• _Stated problem_:
Give the number of lines in the records below that include "title". Reply with that number alone.

── Information supplied ──

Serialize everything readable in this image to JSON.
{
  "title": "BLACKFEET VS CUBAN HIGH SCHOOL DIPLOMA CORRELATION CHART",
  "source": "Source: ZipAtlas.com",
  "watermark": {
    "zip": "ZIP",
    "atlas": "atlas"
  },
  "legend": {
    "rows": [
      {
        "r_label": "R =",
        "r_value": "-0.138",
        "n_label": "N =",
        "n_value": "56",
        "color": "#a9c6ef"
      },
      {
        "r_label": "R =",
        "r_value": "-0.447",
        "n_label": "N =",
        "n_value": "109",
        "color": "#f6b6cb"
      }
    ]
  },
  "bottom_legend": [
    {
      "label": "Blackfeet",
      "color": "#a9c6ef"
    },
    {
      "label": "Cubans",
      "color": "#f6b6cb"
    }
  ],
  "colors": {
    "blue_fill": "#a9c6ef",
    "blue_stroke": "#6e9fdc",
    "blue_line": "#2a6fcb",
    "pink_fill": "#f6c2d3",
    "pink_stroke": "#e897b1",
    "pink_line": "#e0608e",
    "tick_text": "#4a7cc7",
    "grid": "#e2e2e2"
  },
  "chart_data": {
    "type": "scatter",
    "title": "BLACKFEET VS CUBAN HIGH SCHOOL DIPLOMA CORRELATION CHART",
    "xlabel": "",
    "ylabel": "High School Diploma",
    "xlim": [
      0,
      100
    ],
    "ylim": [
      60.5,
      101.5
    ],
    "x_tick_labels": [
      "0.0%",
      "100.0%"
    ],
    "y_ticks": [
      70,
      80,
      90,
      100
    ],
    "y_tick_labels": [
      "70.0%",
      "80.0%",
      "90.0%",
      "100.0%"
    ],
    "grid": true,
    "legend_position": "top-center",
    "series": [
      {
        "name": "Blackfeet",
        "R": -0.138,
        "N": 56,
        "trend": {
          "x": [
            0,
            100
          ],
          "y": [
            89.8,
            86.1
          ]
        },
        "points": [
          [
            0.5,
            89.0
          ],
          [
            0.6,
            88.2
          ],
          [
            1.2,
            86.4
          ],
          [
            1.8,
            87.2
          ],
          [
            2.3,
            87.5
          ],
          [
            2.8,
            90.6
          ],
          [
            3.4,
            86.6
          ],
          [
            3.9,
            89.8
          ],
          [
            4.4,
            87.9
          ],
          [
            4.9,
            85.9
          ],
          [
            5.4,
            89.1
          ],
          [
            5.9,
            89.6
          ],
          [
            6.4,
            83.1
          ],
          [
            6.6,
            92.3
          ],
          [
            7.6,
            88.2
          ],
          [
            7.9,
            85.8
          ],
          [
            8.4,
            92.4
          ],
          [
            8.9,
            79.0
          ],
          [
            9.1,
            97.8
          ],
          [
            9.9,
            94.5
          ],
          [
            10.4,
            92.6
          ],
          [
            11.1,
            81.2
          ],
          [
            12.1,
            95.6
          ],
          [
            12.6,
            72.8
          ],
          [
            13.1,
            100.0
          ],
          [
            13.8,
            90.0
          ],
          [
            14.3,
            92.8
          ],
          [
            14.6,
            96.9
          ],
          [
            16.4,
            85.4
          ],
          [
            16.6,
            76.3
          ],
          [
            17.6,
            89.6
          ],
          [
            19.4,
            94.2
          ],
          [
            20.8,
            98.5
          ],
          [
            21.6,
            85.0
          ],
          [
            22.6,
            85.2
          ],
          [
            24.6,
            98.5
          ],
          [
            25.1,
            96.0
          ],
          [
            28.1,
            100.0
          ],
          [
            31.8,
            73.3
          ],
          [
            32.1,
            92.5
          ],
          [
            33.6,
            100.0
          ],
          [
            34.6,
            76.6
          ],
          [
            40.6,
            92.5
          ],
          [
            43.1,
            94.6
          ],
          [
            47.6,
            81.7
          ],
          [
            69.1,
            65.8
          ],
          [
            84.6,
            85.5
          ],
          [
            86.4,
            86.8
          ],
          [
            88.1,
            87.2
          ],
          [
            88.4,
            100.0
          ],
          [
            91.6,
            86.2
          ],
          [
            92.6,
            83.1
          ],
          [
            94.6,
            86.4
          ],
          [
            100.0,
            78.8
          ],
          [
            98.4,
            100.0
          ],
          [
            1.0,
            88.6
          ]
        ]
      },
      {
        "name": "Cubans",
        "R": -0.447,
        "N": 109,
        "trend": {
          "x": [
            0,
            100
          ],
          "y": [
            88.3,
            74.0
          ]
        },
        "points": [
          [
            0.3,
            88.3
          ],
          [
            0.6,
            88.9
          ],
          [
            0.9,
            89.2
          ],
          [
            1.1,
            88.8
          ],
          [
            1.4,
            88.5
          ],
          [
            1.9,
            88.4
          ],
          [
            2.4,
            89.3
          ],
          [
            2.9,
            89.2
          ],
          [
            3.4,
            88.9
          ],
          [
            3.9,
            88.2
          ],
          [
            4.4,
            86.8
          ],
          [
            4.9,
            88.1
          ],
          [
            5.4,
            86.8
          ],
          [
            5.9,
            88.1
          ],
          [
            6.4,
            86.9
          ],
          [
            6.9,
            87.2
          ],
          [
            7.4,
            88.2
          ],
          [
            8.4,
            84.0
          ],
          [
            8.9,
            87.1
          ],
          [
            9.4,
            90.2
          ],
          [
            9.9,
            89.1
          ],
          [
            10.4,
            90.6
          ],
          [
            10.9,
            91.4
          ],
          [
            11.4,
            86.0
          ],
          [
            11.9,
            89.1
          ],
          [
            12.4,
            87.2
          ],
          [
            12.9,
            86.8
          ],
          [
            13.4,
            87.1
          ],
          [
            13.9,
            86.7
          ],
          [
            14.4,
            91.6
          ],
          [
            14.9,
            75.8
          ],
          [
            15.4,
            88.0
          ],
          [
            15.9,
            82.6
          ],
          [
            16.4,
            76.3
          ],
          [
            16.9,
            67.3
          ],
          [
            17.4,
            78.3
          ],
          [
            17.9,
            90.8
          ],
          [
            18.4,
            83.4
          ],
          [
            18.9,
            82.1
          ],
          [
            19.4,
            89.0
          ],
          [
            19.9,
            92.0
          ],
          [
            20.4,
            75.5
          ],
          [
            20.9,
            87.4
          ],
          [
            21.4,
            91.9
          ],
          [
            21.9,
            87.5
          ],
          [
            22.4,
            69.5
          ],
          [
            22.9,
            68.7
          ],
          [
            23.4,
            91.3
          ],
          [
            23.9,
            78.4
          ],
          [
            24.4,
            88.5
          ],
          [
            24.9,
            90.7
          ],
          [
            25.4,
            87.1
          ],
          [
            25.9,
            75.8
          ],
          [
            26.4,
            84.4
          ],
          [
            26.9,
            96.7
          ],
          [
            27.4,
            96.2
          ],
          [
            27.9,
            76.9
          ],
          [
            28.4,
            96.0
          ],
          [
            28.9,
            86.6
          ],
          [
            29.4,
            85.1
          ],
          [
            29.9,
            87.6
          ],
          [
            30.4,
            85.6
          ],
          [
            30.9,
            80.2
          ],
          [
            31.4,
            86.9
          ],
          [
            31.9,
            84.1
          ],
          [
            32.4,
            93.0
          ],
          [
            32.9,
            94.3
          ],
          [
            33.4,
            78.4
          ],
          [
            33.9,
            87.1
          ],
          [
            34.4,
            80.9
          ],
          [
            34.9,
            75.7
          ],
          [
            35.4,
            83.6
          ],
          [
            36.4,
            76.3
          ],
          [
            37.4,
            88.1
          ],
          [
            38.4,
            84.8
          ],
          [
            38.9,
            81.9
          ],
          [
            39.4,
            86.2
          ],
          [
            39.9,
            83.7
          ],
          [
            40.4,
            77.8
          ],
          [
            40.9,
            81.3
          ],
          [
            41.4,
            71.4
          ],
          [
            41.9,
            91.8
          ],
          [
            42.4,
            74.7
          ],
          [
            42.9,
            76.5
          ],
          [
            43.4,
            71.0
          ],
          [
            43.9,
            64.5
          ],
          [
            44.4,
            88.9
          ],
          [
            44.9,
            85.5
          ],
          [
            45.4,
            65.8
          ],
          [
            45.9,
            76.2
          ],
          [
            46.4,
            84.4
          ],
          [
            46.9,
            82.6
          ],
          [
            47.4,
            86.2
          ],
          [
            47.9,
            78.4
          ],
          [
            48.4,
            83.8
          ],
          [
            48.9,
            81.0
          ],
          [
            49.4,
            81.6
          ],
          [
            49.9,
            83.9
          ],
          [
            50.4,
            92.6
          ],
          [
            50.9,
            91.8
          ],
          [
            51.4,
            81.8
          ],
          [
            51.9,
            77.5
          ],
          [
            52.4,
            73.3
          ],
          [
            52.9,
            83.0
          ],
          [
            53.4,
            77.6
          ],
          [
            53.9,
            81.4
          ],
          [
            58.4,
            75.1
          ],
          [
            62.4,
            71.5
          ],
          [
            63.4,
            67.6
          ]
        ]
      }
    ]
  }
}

───

• _Expected answer_:
2